╔══

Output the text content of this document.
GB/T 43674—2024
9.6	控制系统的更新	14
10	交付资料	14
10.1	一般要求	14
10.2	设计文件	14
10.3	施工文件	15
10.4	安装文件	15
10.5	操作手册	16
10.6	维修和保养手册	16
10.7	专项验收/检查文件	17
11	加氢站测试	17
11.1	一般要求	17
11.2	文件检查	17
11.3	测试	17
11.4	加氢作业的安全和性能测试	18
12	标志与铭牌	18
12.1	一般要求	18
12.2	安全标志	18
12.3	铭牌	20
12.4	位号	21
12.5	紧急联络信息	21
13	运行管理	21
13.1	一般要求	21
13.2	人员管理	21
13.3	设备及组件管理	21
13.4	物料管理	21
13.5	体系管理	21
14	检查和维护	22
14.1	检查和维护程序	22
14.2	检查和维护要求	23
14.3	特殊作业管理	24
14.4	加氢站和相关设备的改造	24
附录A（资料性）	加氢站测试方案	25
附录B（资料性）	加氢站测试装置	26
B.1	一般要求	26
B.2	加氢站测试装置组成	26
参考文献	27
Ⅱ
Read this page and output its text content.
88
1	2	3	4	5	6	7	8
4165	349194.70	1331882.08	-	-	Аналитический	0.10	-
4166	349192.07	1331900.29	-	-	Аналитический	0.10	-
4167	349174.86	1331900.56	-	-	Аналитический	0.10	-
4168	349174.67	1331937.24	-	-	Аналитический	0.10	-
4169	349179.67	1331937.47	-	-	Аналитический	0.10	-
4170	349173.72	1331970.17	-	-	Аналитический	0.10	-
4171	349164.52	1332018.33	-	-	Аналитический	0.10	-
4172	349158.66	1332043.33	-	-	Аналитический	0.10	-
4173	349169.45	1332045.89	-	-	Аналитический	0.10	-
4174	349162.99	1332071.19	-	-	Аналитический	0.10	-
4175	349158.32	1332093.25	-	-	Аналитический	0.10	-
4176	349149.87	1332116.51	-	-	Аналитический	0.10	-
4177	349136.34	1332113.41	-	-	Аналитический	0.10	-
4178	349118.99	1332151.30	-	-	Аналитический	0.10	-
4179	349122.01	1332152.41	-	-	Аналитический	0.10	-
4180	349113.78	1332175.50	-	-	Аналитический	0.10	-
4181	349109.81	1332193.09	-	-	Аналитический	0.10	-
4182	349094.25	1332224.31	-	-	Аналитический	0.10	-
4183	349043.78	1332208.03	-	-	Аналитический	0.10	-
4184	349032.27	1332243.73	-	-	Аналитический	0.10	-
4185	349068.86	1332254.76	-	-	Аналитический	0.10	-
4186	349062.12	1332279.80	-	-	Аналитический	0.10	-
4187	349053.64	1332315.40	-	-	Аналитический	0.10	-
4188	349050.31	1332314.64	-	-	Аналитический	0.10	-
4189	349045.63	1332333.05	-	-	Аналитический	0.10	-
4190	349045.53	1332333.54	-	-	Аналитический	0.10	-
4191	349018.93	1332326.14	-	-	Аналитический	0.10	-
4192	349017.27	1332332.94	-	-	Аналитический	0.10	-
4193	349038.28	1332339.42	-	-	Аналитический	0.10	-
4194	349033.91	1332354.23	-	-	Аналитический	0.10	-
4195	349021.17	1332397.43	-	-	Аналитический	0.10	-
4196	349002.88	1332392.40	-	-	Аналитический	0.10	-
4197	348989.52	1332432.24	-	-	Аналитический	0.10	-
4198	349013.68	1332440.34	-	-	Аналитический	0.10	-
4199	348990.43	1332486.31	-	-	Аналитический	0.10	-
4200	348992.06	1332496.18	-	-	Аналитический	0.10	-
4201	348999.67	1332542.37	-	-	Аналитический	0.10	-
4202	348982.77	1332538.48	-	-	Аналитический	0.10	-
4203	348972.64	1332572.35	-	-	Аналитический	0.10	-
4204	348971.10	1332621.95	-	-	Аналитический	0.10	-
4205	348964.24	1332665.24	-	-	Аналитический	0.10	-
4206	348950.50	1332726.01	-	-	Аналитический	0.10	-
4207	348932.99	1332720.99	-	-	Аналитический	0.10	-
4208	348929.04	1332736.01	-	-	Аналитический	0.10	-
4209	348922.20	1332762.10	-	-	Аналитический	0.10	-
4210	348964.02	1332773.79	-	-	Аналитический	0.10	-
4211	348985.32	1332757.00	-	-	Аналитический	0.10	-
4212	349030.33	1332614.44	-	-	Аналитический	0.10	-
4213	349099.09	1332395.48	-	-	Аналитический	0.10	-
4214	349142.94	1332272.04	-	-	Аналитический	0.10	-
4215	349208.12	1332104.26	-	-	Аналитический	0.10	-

╚══

● **Brief**
Copy all lines from the entries that contain the word "this".

● **The result**
Output the text content of this document.
Read this page and output its text content.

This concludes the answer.